WHAT THIS TASK INVOLVES
Reproduce the records below exactly as they appear.
※
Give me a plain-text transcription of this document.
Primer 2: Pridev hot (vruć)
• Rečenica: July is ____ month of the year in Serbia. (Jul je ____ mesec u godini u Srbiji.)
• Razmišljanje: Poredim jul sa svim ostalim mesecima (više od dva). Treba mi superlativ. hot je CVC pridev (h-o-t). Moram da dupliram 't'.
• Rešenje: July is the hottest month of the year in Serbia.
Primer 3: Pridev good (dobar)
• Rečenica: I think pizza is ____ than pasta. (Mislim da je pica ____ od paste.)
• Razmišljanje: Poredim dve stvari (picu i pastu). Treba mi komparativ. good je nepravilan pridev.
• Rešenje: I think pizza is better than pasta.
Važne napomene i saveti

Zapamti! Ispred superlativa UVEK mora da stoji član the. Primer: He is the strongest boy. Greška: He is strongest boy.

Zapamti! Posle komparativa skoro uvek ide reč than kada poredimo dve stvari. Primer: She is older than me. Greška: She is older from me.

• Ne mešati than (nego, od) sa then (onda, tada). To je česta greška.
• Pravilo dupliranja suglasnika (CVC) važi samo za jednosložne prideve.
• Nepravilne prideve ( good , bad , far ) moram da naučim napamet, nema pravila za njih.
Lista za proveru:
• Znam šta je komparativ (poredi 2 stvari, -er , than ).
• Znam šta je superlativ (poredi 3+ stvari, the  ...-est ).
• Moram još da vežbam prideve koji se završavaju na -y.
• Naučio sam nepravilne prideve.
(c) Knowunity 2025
※
SOLUTION TO THE PROBLEM
Give me a plain-text transcription of this document.
Primer 2: Pridev hot (vruć)
• Rečenica: July is ____ month of the year in Serbia. (Jul je ____ mesec u godini u Srbiji.)
• Razmišljanje: Poredim jul sa svim ostalim mesecima (više od dva). Treba mi superlativ. hot je CVC pridev (h-o-t). Moram da dupliram 't'.
• Rešenje: July is the hottest month of the year in Serbia.
Primer 3: Pridev good (dobar)
• Rečenica: I think pizza is ____ than pasta. (Mislim da je pica ____ od paste.)
• Razmišljanje: Poredim dve stvari (picu i pastu). Treba mi komparativ. good je nepravilan pridev.
• Rešenje: I think pizza is better than pasta.
Važne napomene i saveti

Zapamti! Ispred superlativa UVEK mora da stoji član the. Primer: He is the strongest boy. Greška: He is strongest boy.

Zapamti! Posle komparativa skoro uvek ide reč than kada poredimo dve stvari. Primer: She is older than me. Greška: She is older from me.

• Ne mešati than (nego, od) sa then (onda, tada). To je česta greška.
• Pravilo dupliranja suglasnika (CVC) važi samo za jednosložne prideve.
• Nepravilne prideve ( good , bad , far ) moram da naučim napamet, nema pravila za njih.
Lista za proveru:
• Znam šta je komparativ (poredi 2 stvari, -er , than ).
• Znam šta je superlativ (poredi 3+ stvari, the  ...-est ).
• Moram još da vežbam prideve koji se završavaju na -y.
• Naučio sam nepravilne prideve.
(c) Knowunity 2025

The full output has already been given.